## What is being asked
The data below must be copied in full and without any change.

## Available records
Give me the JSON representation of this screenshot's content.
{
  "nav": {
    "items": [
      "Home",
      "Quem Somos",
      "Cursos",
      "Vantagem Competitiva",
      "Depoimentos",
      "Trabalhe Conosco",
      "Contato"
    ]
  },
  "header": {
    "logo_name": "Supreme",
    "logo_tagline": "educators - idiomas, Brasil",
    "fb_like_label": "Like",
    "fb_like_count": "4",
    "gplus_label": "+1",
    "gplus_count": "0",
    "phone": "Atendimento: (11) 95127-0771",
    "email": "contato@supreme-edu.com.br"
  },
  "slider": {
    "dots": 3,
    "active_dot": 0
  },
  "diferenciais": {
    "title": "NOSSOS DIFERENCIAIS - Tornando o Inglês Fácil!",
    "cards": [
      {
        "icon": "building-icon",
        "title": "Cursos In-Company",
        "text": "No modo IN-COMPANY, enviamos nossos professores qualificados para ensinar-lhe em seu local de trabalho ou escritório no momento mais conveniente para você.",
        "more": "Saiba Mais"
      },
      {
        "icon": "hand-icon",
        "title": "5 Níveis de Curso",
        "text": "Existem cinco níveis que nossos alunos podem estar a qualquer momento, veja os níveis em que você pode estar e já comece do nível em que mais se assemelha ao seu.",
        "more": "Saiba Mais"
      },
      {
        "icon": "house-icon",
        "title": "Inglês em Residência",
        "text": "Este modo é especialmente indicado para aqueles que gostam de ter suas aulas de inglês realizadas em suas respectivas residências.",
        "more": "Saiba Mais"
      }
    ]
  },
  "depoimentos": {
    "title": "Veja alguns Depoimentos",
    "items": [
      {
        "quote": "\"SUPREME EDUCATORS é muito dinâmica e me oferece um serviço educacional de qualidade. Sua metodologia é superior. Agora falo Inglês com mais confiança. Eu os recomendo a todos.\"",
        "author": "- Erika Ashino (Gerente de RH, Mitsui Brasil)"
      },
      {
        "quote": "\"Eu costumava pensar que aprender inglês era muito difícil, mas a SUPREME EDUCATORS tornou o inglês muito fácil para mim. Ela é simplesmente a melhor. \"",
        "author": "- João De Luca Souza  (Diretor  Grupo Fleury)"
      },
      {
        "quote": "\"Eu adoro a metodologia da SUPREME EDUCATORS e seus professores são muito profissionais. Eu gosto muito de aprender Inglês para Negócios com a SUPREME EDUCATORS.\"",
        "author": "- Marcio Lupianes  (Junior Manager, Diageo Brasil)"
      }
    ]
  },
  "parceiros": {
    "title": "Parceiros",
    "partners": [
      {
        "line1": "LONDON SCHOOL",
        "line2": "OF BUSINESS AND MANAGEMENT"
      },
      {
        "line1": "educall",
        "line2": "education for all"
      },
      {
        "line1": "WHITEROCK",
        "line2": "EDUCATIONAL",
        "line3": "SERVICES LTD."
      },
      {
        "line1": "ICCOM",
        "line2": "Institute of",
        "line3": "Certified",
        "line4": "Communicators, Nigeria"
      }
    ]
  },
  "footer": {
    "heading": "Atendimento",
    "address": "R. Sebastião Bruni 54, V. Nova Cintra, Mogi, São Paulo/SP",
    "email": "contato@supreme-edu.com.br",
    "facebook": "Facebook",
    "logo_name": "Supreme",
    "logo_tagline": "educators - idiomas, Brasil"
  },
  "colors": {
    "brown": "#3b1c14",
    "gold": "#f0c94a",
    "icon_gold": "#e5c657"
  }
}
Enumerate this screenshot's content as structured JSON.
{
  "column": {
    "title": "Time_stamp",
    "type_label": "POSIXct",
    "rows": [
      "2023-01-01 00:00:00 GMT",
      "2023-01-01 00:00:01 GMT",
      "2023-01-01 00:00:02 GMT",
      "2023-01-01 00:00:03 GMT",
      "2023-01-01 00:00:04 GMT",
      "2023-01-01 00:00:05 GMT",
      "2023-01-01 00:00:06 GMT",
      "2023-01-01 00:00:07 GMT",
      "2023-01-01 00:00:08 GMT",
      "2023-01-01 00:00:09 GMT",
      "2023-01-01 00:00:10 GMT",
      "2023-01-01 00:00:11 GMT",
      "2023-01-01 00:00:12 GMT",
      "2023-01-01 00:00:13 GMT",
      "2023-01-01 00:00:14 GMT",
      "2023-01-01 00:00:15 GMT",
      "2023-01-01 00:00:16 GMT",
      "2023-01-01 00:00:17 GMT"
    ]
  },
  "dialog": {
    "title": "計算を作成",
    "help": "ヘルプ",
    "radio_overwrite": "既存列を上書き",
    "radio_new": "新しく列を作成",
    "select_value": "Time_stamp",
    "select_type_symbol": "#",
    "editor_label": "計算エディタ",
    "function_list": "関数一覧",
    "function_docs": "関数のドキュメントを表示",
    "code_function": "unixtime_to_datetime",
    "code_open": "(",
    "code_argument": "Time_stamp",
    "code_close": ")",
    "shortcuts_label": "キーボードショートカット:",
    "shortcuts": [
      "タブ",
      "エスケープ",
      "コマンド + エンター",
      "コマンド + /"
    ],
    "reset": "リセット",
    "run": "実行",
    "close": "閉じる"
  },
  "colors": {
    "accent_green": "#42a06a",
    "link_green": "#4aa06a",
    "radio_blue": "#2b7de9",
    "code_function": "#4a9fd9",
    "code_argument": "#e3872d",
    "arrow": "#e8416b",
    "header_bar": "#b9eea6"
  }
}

## Solution for this task
Give me the JSON representation of this screenshot's content.
{
  "nav": {
    "items": [
      "Home",
      "Quem Somos",
      "Cursos",
      "Vantagem Competitiva",
      "Depoimentos",
      "Trabalhe Conosco",
      "Contato"
    ]
  },
  "header": {
    "logo_name": "Supreme",
    "logo_tagline": "educators - idiomas, Brasil",
    "fb_like_label": "Like",
    "fb_like_count": "4",
    "gplus_label": "+1",
    "gplus_count": "0",
    "phone": "Atendimento: (11) 95127-0771",
    "email": "contato@supreme-edu.com.br"
  },
  "slider": {
    "dots": 3,
    "active_dot": 0
  },
  "diferenciais": {
    "title": "NOSSOS DIFERENCIAIS - Tornando o Inglês Fácil!",
    "cards": [
      {
        "icon": "building-icon",
        "title": "Cursos In-Company",
        "text": "No modo IN-COMPANY, enviamos nossos professores qualificados para ensinar-lhe em seu local de trabalho ou escritório no momento mais conveniente para você.",
        "more": "Saiba Mais"
      },
      {
        "icon": "hand-icon",
        "title": "5 Níveis de Curso",
        "text": "Existem cinco níveis que nossos alunos podem estar a qualquer momento, veja os níveis em que você pode estar e já comece do nível em que mais se assemelha ao seu.",
        "more": "Saiba Mais"
      },
      {
        "icon": "house-icon",
        "title": "Inglês em Residência",
        "text": "Este modo é especialmente indicado para aqueles que gostam de ter suas aulas de inglês realizadas em suas respectivas residências.",
        "more": "Saiba Mais"
      }
    ]
  },
  "depoimentos": {
    "title": "Veja alguns Depoimentos",
    "items": [
      {
        "quote": "\"SUPREME EDUCATORS é muito dinâmica e me oferece um serviço educacional de qualidade. Sua metodologia é superior. Agora falo Inglês com mais confiança. Eu os recomendo a todos.\"",
        "author": "- Erika Ashino (Gerente de RH, Mitsui Brasil)"
      },
      {
        "quote": "\"Eu costumava pensar que aprender inglês era muito difícil, mas a SUPREME EDUCATORS tornou o inglês muito fácil para mim. Ela é simplesmente a melhor. \"",
        "author": "- João De Luca Souza  (Diretor  Grupo Fleury)"
      },
      {
        "quote": "\"Eu adoro a metodologia da SUPREME EDUCATORS e seus professores são muito profissionais. Eu gosto muito de aprender Inglês para Negócios com a SUPREME EDUCATORS.\"",
        "author": "- Marcio Lupianes  (Junior Manager, Diageo Brasil)"
      }
    ]
  },
  "parceiros": {
    "title": "Parceiros",
    "partners": [
      {
        "line1": "LONDON SCHOOL",
        "line2": "OF BUSINESS AND MANAGEMENT"
      },
      {
        "line1": "educall",
        "line2": "education for all"
      },
      {
        "line1": "WHITEROCK",
        "line2": "EDUCATIONAL",
        "line3": "SERVICES LTD."
      },
      {
        "line1": "ICCOM",
        "line2": "Institute of",
        "line3": "Certified",
        "line4": "Communicators, Nigeria"
      }
    ]
  },
  "footer": {
    "heading": "Atendimento",
    "address": "R. Sebastião Bruni 54, V. Nova Cintra, Mogi, São Paulo/SP",
    "email": "contato@supreme-edu.com.br",
    "facebook": "Facebook",
    "logo_name": "Supreme",
    "logo_tagline": "educators - idiomas, Brasil"
  },
  "colors": {
    "brown": "#3b1c14",
    "gold": "#f0c94a",
    "icon_gold": "#e5c657"
  }
}
Enumerate this screenshot's content as structured JSON.
{
  "column": {
    "title": "Time_stamp",
    "type_label": "POSIXct",
    "rows": [
      "2023-01-01 00:00:00 GMT",
      "2023-01-01 00:00:01 GMT",
      "2023-01-01 00:00:02 GMT",
      "2023-01-01 00:00:03 GMT",
      "2023-01-01 00:00:04 GMT",
      "2023-01-01 00:00:05 GMT",
      "2023-01-01 00:00:06 GMT",
      "2023-01-01 00:00:07 GMT",
      "2023-01-01 00:00:08 GMT",
      "2023-01-01 00:00:09 GMT",
      "2023-01-01 00:00:10 GMT",
      "2023-01-01 00:00:11 GMT",
      "2023-01-01 00:00:12 GMT",
      "2023-01-01 00:00:13 GMT",
      "2023-01-01 00:00:14 GMT",
      "2023-01-01 00:00:15 GMT",
      "2023-01-01 00:00:16 GMT",
      "2023-01-01 00:00:17 GMT"
    ]
  },
  "dialog": {
    "title": "計算を作成",
    "help": "ヘルプ",
    "radio_overwrite": "既存列を上書き",
    "radio_new": "新しく列を作成",
    "select_value": "Time_stamp",
    "select_type_symbol": "#",
    "editor_label": "計算エディタ",
    "function_list": "関数一覧",
    "function_docs": "関数のドキュメントを表示",
    "code_function": "unixtime_to_datetime",
    "code_open": "(",
    "code_argument": "Time_stamp",
    "code_close": ")",
    "shortcuts_label": "キーボードショートカット:",
    "shortcuts": [
      "タブ",
      "エスケープ",
      "コマンド + エンター",
      "コマンド + /"
    ],
    "reset": "リセット",
    "run": "実行",
    "close": "閉じる"
  },
  "colors": {
    "accent_green": "#42a06a",
    "link_green": "#4aa06a",
    "radio_blue": "#2b7de9",
    "code_function": "#4a9fd9",
    "code_argument": "#e3872d",
    "arrow": "#e8416b",
    "header_bar": "#b9eea6"
  }
}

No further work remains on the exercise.